> _EXERCISE REQUIREMENTS_
Would you transcribe the listing that follows, character for character, and omit its images?

|---|

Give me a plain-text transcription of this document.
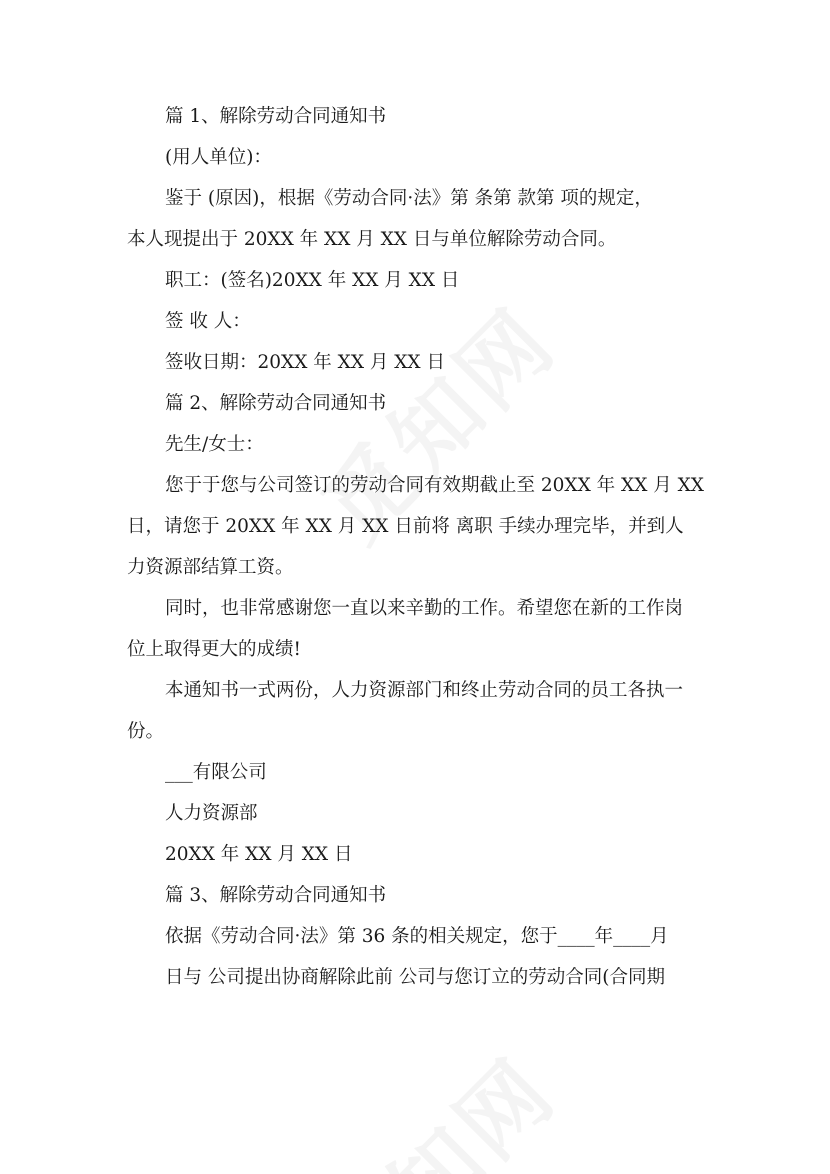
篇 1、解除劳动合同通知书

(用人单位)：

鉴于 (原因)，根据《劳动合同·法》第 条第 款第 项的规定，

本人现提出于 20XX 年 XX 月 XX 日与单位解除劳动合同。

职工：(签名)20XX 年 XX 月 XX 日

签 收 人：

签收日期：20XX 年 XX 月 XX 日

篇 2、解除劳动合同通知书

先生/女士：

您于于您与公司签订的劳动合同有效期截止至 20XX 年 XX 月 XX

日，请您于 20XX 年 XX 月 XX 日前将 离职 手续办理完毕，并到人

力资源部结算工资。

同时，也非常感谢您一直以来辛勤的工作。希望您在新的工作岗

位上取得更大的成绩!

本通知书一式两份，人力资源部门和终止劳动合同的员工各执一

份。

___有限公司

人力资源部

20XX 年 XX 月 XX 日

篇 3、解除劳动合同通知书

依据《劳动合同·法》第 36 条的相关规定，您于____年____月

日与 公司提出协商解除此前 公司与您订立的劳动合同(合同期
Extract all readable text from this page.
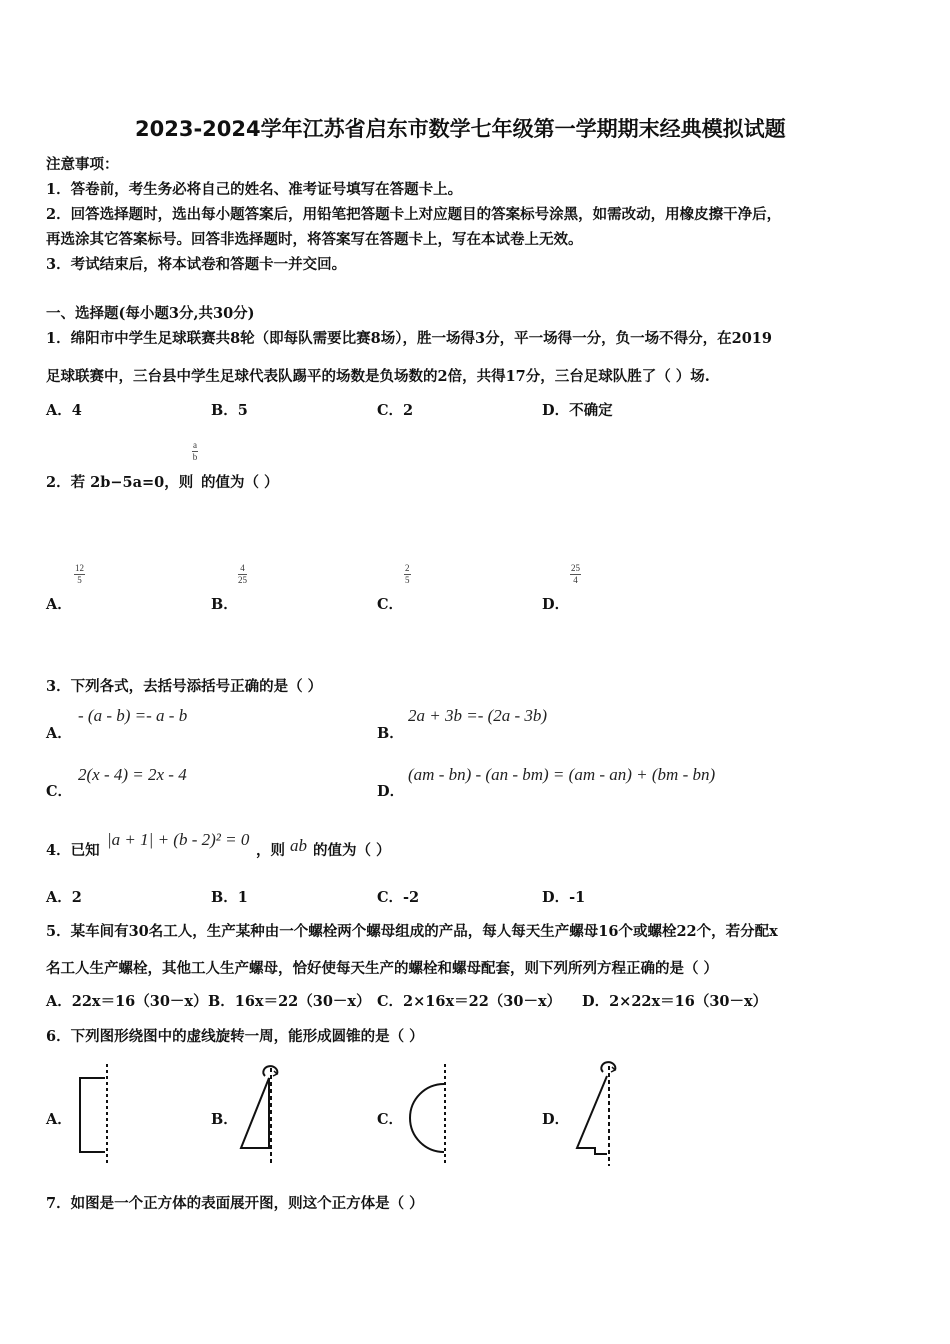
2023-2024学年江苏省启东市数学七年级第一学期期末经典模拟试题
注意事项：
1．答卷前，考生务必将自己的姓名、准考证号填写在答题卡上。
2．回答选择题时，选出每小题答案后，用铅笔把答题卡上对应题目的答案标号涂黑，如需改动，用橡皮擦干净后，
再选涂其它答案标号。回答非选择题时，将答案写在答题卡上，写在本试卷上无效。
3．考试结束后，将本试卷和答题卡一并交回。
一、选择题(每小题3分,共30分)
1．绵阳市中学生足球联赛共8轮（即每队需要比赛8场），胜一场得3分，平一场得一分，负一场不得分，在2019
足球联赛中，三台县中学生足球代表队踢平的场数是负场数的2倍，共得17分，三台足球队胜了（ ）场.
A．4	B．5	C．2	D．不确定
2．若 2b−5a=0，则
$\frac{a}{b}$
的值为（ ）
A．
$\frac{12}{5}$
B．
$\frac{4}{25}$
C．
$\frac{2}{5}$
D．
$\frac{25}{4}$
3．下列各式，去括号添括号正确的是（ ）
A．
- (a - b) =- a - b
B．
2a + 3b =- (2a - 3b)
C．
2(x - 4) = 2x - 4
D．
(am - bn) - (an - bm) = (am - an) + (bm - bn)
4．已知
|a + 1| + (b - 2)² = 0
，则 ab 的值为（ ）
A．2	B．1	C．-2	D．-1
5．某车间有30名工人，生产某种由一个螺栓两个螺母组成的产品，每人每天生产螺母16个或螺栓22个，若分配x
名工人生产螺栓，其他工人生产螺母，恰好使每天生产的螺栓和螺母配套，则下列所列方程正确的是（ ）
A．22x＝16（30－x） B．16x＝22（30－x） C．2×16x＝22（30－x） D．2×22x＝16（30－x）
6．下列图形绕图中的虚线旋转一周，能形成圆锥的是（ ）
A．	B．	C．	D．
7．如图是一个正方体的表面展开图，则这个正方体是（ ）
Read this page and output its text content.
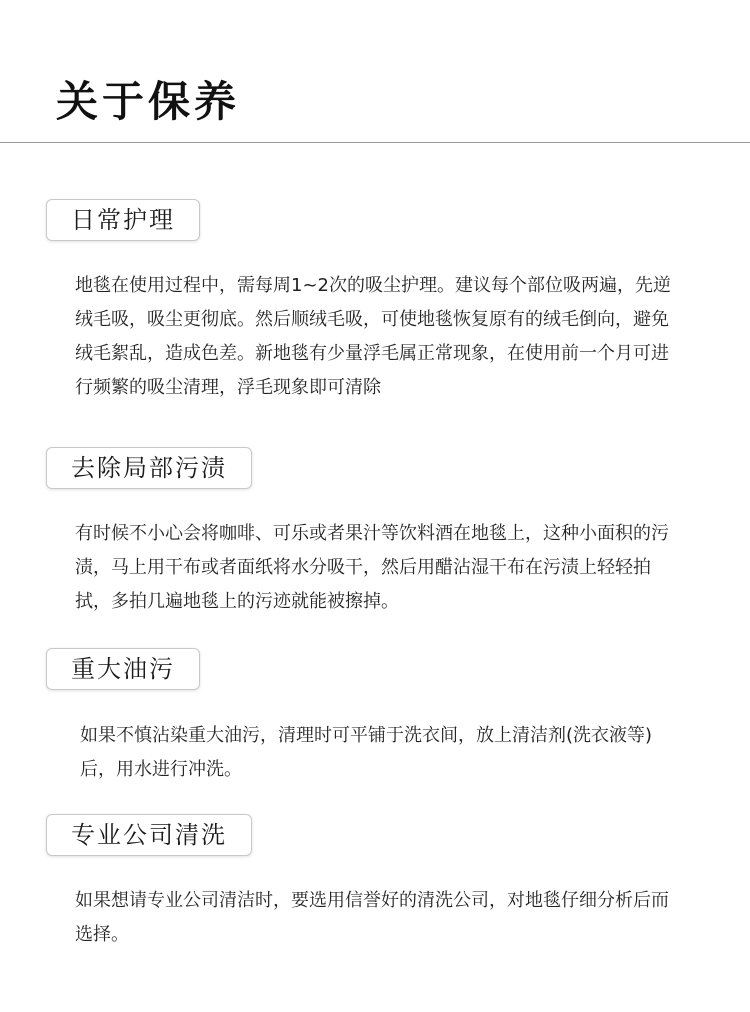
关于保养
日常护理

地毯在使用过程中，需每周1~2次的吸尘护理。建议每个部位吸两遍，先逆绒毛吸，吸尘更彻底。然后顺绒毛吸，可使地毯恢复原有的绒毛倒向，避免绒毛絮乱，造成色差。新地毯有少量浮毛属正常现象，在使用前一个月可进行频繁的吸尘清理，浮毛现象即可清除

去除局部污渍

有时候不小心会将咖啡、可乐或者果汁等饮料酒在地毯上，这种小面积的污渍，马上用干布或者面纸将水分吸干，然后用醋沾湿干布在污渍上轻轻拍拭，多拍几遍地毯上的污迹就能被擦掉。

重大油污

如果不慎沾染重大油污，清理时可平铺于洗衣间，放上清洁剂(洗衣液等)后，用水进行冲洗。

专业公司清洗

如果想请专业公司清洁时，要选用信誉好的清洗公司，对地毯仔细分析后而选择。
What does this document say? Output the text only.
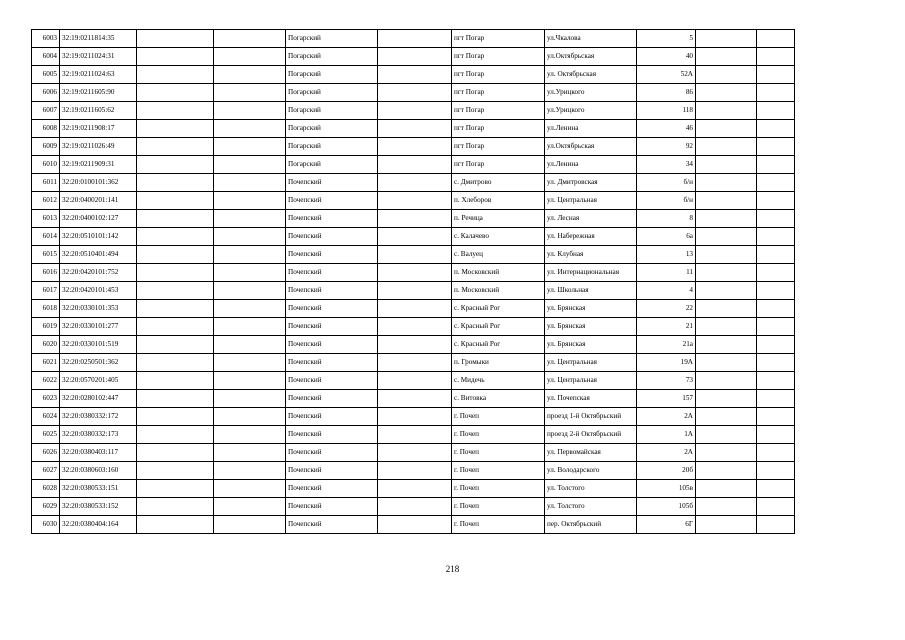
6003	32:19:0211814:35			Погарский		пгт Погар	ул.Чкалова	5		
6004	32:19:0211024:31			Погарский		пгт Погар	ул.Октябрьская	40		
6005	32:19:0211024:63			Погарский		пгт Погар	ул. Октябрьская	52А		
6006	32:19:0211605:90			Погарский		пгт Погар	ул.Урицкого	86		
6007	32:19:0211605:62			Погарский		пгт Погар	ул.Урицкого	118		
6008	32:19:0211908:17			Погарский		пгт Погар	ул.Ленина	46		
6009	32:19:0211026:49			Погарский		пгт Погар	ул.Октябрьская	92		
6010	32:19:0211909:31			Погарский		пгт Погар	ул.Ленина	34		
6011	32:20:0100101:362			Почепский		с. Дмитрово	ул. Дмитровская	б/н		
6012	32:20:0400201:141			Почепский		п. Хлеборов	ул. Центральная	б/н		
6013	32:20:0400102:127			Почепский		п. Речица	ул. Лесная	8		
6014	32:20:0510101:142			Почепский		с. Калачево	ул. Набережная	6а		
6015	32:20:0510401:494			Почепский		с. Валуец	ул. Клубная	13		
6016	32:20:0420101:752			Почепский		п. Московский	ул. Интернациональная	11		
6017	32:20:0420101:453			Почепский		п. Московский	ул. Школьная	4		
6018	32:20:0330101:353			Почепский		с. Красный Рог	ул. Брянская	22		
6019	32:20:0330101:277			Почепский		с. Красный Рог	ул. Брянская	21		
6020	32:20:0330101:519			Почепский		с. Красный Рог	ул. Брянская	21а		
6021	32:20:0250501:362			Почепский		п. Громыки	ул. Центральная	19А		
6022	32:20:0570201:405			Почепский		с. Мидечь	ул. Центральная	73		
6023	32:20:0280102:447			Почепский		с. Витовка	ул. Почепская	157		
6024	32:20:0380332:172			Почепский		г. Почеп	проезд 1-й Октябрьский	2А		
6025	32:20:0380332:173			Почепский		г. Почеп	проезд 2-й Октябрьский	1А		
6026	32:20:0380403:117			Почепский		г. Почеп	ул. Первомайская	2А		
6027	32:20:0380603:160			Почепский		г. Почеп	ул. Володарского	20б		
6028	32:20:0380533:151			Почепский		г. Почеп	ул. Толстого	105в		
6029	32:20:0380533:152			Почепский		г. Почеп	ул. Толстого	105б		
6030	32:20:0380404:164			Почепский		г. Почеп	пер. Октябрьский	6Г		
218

|---|

> _RIGHT ANSWER_
Give me a plain-text transcription of this document.
篇 1、解除劳动合同通知书

(用人单位)：

鉴于 (原因)，根据《劳动合同·法》第 条第 款第 项的规定，

本人现提出于 20XX 年 XX 月 XX 日与单位解除劳动合同。

职工：(签名)20XX 年 XX 月 XX 日

签 收 人：

签收日期：20XX 年 XX 月 XX 日

篇 2、解除劳动合同通知书

先生/女士：

您于于您与公司签订的劳动合同有效期截止至 20XX 年 XX 月 XX

日，请您于 20XX 年 XX 月 XX 日前将 离职 手续办理完毕，并到人

力资源部结算工资。

同时，也非常感谢您一直以来辛勤的工作。希望您在新的工作岗

位上取得更大的成绩!

本通知书一式两份，人力资源部门和终止劳动合同的员工各执一

份。

___有限公司

人力资源部

20XX 年 XX 月 XX 日

篇 3、解除劳动合同通知书

依据《劳动合同·法》第 36 条的相关规定，您于____年____月

日与 公司提出协商解除此前 公司与您订立的劳动合同(合同期
Extract all readable text from this page.
2023-2024学年江苏省启东市数学七年级第一学期期末经典模拟试题
注意事项：
1．答卷前，考生务必将自己的姓名、准考证号填写在答题卡上。
2．回答选择题时，选出每小题答案后，用铅笔把答题卡上对应题目的答案标号涂黑，如需改动，用橡皮擦干净后，
再选涂其它答案标号。回答非选择题时，将答案写在答题卡上，写在本试卷上无效。
3．考试结束后，将本试卷和答题卡一并交回。
一、选择题(每小题3分,共30分)
1．绵阳市中学生足球联赛共8轮（即每队需要比赛8场），胜一场得3分，平一场得一分，负一场不得分，在2019
足球联赛中，三台县中学生足球代表队踢平的场数是负场数的2倍，共得17分，三台足球队胜了（ ）场.
A．4	B．5	C．2	D．不确定
2．若 2b−5a=0，则
$\frac{a}{b}$
的值为（ ）
A．
$\frac{12}{5}$
B．
$\frac{4}{25}$
C．
$\frac{2}{5}$
D．
$\frac{25}{4}$
3．下列各式，去括号添括号正确的是（ ）
A．
- (a - b) =- a - b
B．
2a + 3b =- (2a - 3b)
C．
2(x - 4) = 2x - 4
D．
(am - bn) - (an - bm) = (am - an) + (bm - bn)
4．已知
|a + 1| + (b - 2)² = 0
，则 ab 的值为（ ）
A．2	B．1	C．-2	D．-1
5．某车间有30名工人，生产某种由一个螺栓两个螺母组成的产品，每人每天生产螺母16个或螺栓22个，若分配x
名工人生产螺栓，其他工人生产螺母，恰好使每天生产的螺栓和螺母配套，则下列所列方程正确的是（ ）
A．22x＝16（30－x） B．16x＝22（30－x） C．2×16x＝22（30－x） D．2×22x＝16（30－x）
6．下列图形绕图中的虚线旋转一周，能形成圆锥的是（ ）
A．	B．	C．	D．
7．如图是一个正方体的表面展开图，则这个正方体是（ ）
Read this page and output its text content.
关于保养
日常护理

地毯在使用过程中，需每周1~2次的吸尘护理。建议每个部位吸两遍，先逆绒毛吸，吸尘更彻底。然后顺绒毛吸，可使地毯恢复原有的绒毛倒向，避免绒毛絮乱，造成色差。新地毯有少量浮毛属正常现象，在使用前一个月可进行频繁的吸尘清理，浮毛现象即可清除

去除局部污渍

有时候不小心会将咖啡、可乐或者果汁等饮料酒在地毯上，这种小面积的污渍，马上用干布或者面纸将水分吸干，然后用醋沾湿干布在污渍上轻轻拍拭，多拍几遍地毯上的污迹就能被擦掉。

重大油污

如果不慎沾染重大油污，清理时可平铺于洗衣间，放上清洁剂(洗衣液等)后，用水进行冲洗。

专业公司清洗

如果想请专业公司清洁时，要选用信誉好的清洗公司，对地毯仔细分析后而选择。
What does this document say? Output the text only.
6003	32:19:0211814:35			Погарский		пгт Погар	ул.Чкалова	5		
6004	32:19:0211024:31			Погарский		пгт Погар	ул.Октябрьская	40		
6005	32:19:0211024:63			Погарский		пгт Погар	ул. Октябрьская	52А		
6006	32:19:0211605:90			Погарский		пгт Погар	ул.Урицкого	86		
6007	32:19:0211605:62			Погарский		пгт Погар	ул.Урицкого	118		
6008	32:19:0211908:17			Погарский		пгт Погар	ул.Ленина	46		
6009	32:19:0211026:49			Погарский		пгт Погар	ул.Октябрьская	92		
6010	32:19:0211909:31			Погарский		пгт Погар	ул.Ленина	34		
6011	32:20:0100101:362			Почепский		с. Дмитрово	ул. Дмитровская	б/н		
6012	32:20:0400201:141			Почепский		п. Хлеборов	ул. Центральная	б/н		
6013	32:20:0400102:127			Почепский		п. Речица	ул. Лесная	8		
6014	32:20:0510101:142			Почепский		с. Калачево	ул. Набережная	6а		
6015	32:20:0510401:494			Почепский		с. Валуец	ул. Клубная	13		
6016	32:20:0420101:752			Почепский		п. Московский	ул. Интернациональная	11		
6017	32:20:0420101:453			Почепский		п. Московский	ул. Школьная	4		
6018	32:20:0330101:353			Почепский		с. Красный Рог	ул. Брянская	22		
6019	32:20:0330101:277			Почепский		с. Красный Рог	ул. Брянская	21		
6020	32:20:0330101:519			Почепский		с. Красный Рог	ул. Брянская	21а		
6021	32:20:0250501:362			Почепский		п. Громыки	ул. Центральная	19А		
6022	32:20:0570201:405			Почепский		с. Мидечь	ул. Центральная	73		
6023	32:20:0280102:447			Почепский		с. Витовка	ул. Почепская	157		
6024	32:20:0380332:172			Почепский		г. Почеп	проезд 1-й Октябрьский	2А		
6025	32:20:0380332:173			Почепский		г. Почеп	проезд 2-й Октябрьский	1А		
6026	32:20:0380403:117			Почепский		г. Почеп	ул. Первомайская	2А		
6027	32:20:0380603:160			Почепский		г. Почеп	ул. Володарского	20б		
6028	32:20:0380533:151			Почепский		г. Почеп	ул. Толстого	105в		
6029	32:20:0380533:152			Почепский		г. Почеп	ул. Толстого	105б		
6030	32:20:0380404:164			Почепский		г. Почеп	пер. Октябрьский	6Г		
218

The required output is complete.